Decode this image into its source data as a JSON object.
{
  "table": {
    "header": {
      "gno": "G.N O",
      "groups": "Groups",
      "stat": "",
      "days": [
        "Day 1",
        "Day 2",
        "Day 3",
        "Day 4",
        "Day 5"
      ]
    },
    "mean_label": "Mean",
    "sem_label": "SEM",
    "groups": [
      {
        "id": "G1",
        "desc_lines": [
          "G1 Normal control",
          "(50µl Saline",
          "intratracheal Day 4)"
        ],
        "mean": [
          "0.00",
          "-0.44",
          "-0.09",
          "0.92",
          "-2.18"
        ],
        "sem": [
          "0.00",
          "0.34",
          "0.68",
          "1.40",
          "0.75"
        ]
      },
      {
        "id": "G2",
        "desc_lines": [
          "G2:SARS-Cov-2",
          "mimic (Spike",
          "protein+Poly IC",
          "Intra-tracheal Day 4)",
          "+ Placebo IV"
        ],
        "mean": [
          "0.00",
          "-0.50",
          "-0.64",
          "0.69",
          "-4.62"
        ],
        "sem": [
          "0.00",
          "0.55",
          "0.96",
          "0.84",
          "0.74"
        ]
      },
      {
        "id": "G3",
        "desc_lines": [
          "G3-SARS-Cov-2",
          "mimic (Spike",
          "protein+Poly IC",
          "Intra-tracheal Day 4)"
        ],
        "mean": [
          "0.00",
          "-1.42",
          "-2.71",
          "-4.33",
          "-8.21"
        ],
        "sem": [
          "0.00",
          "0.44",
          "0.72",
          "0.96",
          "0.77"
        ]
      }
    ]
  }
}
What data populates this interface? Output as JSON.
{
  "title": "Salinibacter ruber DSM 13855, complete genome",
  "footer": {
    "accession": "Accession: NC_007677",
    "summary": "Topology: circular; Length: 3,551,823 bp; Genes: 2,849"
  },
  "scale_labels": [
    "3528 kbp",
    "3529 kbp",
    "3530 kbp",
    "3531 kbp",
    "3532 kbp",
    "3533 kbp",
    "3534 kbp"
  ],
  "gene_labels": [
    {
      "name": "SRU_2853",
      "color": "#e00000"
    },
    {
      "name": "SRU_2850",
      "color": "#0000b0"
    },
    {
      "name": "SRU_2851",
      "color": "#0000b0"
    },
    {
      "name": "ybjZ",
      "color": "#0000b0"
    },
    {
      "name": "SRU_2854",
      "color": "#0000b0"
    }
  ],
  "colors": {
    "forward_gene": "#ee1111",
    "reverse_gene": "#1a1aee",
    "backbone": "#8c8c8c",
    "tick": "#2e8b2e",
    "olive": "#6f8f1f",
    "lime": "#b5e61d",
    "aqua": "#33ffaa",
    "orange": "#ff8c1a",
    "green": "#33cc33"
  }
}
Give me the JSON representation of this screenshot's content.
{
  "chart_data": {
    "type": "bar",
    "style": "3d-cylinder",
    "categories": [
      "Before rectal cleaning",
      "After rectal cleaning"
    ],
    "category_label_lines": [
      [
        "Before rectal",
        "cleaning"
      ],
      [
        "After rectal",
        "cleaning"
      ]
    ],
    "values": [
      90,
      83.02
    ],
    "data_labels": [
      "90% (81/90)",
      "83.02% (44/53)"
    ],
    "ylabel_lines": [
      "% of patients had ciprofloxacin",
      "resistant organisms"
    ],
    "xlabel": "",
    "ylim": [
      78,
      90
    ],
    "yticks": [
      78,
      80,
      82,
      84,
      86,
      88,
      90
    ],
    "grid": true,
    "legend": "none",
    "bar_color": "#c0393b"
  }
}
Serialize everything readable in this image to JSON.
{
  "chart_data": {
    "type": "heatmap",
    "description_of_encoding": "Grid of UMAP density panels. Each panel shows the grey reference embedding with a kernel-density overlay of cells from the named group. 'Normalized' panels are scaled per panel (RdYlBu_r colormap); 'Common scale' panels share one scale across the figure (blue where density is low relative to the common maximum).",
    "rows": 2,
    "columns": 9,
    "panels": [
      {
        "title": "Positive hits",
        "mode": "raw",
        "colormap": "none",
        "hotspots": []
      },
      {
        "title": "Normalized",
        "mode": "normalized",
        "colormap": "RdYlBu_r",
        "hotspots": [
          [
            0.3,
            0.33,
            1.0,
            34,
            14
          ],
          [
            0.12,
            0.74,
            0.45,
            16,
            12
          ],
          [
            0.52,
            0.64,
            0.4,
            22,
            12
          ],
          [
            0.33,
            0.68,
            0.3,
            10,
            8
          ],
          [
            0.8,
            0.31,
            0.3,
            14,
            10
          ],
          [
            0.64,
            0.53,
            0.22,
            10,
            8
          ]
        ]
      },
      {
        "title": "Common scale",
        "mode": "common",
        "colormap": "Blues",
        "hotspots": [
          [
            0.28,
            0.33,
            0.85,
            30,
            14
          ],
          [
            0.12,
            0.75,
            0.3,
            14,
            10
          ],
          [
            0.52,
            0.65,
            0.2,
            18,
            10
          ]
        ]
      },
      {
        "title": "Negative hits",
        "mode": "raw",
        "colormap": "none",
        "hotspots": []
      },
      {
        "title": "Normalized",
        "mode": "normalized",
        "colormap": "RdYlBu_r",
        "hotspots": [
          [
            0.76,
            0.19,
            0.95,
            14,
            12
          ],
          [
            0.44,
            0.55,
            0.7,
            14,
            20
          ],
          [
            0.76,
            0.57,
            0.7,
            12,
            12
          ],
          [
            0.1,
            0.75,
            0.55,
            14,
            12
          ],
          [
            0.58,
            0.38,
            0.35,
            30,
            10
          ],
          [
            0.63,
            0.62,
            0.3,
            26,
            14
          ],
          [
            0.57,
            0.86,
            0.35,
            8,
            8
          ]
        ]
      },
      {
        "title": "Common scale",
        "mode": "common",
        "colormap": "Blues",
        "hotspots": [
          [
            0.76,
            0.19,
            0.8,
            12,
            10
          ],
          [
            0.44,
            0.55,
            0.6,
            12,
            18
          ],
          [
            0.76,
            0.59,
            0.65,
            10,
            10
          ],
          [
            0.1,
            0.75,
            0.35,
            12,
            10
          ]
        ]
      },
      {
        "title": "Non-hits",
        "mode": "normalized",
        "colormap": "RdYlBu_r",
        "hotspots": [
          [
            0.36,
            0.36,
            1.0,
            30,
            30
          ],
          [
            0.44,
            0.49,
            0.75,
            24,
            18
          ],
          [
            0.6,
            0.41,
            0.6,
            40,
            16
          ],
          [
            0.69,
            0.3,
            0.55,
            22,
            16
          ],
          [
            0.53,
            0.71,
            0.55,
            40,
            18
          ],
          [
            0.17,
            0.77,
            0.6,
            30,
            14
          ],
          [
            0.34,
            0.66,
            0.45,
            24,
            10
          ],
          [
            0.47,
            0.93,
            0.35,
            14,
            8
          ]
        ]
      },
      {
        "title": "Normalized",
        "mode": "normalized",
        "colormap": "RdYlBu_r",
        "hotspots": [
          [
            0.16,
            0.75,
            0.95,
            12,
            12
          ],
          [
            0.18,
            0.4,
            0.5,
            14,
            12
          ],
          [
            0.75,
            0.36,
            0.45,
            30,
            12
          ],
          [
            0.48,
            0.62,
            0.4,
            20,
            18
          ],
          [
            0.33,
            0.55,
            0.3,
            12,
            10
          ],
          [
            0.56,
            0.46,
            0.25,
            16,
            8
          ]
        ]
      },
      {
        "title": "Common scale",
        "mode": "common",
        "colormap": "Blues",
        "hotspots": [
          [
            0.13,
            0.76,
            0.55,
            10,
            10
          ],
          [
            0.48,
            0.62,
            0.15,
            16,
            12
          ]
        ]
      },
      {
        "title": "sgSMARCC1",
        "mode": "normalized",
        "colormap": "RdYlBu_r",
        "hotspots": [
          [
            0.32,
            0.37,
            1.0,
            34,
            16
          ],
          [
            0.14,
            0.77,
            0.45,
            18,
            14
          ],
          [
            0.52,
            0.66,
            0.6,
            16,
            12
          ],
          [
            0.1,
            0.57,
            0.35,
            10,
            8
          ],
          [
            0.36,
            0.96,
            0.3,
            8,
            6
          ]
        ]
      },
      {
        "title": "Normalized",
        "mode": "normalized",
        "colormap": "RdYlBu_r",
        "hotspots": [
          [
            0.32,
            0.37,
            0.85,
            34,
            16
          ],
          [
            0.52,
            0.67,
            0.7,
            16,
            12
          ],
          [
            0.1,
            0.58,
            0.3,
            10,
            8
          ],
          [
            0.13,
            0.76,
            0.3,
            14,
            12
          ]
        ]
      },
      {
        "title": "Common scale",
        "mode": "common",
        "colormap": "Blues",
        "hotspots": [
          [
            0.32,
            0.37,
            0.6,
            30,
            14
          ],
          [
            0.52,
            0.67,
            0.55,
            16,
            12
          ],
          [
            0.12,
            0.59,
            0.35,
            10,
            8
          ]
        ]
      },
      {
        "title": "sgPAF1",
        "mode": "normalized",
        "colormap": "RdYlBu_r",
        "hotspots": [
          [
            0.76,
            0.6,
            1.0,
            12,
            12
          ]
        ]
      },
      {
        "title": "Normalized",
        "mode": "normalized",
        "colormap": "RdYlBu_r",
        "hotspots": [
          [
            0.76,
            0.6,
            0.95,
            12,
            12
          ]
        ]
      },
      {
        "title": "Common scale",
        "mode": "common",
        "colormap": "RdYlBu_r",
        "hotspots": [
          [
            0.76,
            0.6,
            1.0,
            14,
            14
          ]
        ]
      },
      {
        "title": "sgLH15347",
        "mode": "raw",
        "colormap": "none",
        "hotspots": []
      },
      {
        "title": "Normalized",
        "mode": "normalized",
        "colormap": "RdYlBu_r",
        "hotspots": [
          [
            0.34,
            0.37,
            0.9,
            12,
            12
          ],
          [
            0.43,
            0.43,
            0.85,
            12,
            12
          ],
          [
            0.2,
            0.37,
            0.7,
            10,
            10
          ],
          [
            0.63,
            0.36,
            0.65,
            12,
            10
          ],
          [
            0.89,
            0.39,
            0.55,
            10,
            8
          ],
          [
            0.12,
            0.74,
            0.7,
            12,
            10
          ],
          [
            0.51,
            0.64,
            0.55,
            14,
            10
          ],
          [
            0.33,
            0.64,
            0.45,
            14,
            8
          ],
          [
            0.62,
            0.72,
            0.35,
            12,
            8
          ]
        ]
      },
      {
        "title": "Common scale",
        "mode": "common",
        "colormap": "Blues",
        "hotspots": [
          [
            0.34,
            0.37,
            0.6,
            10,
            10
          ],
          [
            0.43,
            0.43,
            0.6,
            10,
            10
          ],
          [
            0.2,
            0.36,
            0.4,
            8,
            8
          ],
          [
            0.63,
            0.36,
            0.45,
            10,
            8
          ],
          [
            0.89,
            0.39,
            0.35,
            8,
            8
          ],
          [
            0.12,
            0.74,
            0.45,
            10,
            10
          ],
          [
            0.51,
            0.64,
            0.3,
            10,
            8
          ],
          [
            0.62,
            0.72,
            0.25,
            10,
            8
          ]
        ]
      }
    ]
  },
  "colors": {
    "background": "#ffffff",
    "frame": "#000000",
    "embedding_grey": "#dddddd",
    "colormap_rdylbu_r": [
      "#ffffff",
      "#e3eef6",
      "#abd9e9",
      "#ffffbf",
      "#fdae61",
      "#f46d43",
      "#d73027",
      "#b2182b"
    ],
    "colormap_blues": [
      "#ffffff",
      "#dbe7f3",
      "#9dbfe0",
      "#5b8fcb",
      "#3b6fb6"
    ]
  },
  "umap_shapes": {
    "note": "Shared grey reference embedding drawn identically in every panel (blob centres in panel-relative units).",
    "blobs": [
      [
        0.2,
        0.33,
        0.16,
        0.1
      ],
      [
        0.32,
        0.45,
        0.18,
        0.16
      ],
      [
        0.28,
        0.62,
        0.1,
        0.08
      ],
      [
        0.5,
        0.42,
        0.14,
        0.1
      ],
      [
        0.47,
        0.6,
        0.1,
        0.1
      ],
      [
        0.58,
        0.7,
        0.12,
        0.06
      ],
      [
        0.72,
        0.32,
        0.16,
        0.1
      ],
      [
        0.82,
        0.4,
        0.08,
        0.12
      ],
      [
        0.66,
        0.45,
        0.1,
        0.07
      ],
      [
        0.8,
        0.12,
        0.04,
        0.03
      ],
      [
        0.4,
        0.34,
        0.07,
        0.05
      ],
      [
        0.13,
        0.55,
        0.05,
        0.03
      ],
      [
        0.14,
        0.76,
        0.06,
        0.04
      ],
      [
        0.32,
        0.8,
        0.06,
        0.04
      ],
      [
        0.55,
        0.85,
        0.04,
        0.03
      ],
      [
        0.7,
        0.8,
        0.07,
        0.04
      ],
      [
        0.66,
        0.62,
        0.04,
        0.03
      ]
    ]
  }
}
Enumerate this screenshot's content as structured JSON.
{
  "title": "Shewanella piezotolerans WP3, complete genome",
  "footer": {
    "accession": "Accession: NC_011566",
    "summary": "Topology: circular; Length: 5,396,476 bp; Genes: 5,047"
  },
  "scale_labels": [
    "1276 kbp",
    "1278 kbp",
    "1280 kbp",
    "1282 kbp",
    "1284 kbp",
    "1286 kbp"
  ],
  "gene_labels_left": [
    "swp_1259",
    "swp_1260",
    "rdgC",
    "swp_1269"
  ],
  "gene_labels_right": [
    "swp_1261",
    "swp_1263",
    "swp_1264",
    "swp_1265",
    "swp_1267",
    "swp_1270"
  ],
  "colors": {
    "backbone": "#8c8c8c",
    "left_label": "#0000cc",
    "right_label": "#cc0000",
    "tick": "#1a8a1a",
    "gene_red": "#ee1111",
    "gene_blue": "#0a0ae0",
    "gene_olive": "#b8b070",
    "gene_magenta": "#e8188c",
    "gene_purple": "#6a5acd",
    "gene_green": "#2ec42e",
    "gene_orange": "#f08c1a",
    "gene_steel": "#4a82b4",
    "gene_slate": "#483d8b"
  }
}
# # #
__What is required__:
The line with "Enumerate this screenshot's" through the last line of the data: write these out exactly, and no others.

__Response to this task__:
Enumerate this screenshot's content as structured JSON.
{
  "title": "Shewanella piezotolerans WP3, complete genome",
  "footer": {
    "accession": "Accession: NC_011566",
    "summary": "Topology: circular; Length: 5,396,476 bp; Genes: 5,047"
  },
  "scale_labels": [
    "1276 kbp",
    "1278 kbp",
    "1280 kbp",
    "1282 kbp",
    "1284 kbp",
    "1286 kbp"
  ],
  "gene_labels_left": [
    "swp_1259",
    "swp_1260",
    "rdgC",
    "swp_1269"
  ],
  "gene_labels_right": [
    "swp_1261",
    "swp_1263",
    "swp_1264",
    "swp_1265",
    "swp_1267",
    "swp_1270"
  ],
  "colors": {
    "backbone": "#8c8c8c",
    "left_label": "#0000cc",
    "right_label": "#cc0000",
    "tick": "#1a8a1a",
    "gene_red": "#ee1111",
    "gene_blue": "#0a0ae0",
    "gene_olive": "#b8b070",
    "gene_magenta": "#e8188c",
    "gene_purple": "#6a5acd",
    "gene_green": "#2ec42e",
    "gene_orange": "#f08c1a",
    "gene_steel": "#4a82b4",
    "gene_slate": "#483d8b"
  }
}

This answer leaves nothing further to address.